■ **Goal of the exercise**: Please find all lines in the data that hold the string "NVMe" and copy them.

(Stored data entries)
## start

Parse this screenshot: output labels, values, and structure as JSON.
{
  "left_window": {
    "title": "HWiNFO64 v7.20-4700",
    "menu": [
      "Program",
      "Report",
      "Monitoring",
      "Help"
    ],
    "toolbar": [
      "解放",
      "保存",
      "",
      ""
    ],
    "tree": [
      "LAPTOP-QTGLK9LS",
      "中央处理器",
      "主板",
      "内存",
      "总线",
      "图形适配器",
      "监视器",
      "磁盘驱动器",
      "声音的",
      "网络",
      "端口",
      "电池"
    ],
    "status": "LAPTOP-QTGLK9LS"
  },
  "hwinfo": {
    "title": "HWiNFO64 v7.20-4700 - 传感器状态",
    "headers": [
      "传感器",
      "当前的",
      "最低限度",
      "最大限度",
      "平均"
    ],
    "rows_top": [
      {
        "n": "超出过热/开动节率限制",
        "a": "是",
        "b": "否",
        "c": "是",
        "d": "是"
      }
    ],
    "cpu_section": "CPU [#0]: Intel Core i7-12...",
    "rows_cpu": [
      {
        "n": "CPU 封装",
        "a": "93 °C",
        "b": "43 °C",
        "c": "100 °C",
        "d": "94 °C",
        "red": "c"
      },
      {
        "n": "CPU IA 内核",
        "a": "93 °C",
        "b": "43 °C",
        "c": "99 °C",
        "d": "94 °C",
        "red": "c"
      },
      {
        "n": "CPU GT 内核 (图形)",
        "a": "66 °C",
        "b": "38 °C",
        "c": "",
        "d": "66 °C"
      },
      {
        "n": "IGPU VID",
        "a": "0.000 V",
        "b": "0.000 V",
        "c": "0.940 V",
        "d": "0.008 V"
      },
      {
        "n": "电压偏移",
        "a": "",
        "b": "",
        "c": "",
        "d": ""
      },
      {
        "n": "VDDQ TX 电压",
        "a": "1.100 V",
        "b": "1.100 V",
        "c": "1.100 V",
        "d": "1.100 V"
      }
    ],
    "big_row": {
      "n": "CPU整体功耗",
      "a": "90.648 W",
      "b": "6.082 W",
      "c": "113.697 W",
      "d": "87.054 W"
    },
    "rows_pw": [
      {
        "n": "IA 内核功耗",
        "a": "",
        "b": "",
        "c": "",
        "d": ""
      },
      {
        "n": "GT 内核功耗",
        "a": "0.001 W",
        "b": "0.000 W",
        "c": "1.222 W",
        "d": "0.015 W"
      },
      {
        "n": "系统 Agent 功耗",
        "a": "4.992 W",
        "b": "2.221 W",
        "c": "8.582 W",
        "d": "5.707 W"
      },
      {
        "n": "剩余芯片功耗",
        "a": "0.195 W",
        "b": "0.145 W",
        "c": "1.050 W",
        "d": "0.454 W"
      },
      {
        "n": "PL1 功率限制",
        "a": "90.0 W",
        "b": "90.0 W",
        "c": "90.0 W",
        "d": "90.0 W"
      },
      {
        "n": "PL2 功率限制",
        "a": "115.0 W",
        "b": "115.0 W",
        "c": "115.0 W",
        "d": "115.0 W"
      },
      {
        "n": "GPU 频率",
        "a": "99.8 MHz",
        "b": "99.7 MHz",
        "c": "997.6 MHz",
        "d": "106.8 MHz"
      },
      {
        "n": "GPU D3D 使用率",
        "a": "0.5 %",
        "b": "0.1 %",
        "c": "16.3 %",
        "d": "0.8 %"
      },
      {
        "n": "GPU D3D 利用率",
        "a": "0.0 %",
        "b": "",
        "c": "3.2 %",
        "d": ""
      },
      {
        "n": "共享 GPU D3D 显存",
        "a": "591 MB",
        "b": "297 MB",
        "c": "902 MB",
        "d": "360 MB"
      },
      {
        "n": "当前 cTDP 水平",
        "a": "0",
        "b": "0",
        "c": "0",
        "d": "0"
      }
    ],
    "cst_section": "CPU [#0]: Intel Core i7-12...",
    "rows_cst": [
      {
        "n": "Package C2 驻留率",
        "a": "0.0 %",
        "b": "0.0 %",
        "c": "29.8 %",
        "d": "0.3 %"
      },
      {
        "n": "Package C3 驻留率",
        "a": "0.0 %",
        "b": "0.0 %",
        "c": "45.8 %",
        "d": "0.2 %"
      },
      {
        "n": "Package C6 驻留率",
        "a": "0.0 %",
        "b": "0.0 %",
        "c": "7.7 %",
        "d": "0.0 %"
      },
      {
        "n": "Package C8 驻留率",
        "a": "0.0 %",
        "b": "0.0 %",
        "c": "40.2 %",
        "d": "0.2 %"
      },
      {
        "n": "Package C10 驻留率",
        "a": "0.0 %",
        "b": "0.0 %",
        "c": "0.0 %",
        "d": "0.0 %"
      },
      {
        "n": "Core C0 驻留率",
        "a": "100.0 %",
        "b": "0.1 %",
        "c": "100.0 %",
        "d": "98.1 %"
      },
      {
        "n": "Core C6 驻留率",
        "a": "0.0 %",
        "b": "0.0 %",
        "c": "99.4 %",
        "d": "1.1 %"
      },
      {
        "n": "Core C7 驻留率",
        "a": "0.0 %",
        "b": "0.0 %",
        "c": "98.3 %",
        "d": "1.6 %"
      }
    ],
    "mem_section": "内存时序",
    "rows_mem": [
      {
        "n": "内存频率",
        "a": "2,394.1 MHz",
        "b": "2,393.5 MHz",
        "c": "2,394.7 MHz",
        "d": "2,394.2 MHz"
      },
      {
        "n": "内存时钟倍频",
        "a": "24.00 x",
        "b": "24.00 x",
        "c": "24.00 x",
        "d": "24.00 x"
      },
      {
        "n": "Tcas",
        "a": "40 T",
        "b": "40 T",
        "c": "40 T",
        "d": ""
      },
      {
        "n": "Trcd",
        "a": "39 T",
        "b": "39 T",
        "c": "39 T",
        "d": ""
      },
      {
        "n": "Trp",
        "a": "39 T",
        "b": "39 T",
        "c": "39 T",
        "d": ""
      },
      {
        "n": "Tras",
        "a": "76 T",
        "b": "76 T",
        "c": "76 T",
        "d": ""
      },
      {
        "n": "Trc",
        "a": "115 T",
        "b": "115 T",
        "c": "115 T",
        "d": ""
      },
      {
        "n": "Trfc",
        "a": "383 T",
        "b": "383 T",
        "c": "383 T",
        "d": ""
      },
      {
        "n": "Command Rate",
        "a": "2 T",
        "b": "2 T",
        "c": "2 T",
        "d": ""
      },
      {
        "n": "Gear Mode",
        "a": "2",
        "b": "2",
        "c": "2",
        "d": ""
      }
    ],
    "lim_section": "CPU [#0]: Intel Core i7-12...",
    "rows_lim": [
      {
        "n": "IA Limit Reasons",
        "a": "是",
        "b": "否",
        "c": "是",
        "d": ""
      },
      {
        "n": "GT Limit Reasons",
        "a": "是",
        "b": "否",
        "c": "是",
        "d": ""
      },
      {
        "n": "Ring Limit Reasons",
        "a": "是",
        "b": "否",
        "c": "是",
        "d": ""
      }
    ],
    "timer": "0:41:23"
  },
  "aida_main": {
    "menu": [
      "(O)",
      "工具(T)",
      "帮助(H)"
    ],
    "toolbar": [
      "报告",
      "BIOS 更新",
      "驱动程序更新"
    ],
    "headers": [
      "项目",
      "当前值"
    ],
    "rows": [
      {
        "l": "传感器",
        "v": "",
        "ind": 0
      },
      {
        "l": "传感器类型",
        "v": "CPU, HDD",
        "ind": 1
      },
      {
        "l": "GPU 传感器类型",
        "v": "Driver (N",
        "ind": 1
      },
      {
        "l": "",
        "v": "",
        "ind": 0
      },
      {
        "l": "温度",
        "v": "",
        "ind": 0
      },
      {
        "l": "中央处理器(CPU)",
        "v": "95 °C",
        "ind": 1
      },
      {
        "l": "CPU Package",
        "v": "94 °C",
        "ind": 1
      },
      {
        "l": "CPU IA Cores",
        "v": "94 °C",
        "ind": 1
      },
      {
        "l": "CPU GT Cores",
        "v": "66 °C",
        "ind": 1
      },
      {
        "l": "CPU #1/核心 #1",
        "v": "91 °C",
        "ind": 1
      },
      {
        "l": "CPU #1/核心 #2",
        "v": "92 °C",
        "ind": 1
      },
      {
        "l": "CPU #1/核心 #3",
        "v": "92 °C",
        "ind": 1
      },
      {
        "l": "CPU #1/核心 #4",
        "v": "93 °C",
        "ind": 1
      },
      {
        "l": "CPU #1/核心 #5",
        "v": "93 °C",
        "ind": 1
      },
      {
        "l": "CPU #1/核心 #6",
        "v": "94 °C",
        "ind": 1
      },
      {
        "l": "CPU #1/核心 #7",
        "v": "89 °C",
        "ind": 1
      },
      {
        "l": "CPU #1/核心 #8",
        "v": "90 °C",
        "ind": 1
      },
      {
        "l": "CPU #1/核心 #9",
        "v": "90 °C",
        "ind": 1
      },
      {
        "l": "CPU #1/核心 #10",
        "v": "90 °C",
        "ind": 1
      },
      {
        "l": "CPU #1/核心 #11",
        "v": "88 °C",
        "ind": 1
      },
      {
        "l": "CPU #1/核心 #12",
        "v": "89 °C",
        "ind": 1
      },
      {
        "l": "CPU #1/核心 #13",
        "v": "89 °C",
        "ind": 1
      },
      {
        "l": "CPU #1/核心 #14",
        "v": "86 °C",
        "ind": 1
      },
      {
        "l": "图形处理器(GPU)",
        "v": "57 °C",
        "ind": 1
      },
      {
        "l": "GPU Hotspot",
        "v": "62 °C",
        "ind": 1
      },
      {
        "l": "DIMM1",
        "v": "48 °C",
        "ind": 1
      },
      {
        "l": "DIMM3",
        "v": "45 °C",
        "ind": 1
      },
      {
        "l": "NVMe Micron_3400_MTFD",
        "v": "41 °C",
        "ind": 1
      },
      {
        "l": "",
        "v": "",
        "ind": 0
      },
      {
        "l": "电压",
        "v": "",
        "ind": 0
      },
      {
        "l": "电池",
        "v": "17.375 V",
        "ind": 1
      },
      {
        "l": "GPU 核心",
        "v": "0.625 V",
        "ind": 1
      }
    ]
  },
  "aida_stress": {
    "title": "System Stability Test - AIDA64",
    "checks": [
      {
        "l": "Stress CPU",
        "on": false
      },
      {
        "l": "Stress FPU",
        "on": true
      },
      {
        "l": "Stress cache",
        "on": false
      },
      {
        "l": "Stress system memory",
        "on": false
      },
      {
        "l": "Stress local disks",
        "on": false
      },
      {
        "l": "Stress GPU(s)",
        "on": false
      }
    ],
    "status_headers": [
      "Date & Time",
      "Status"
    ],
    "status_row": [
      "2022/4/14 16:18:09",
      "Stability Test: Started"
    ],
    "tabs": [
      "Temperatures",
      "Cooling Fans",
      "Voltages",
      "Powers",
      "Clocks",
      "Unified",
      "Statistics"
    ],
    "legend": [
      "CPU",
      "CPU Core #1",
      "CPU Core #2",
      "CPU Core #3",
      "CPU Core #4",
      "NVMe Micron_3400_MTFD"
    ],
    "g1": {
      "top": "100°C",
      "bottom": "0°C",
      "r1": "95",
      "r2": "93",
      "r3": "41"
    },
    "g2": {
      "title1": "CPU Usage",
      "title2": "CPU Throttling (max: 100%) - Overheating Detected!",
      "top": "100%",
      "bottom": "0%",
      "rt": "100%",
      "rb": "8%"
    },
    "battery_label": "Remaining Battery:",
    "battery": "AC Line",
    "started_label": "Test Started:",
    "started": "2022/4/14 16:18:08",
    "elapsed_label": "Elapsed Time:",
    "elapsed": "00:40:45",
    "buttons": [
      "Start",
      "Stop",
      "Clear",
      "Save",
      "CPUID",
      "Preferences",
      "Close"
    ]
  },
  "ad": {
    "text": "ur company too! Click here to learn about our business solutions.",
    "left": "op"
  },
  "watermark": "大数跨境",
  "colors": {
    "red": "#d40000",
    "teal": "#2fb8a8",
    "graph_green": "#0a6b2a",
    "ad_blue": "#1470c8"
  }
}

## end

■ **Solution to this task**:
        "l": "NVMe Micron_3400_MTFD",
      "NVMe Micron_3400_MTFD"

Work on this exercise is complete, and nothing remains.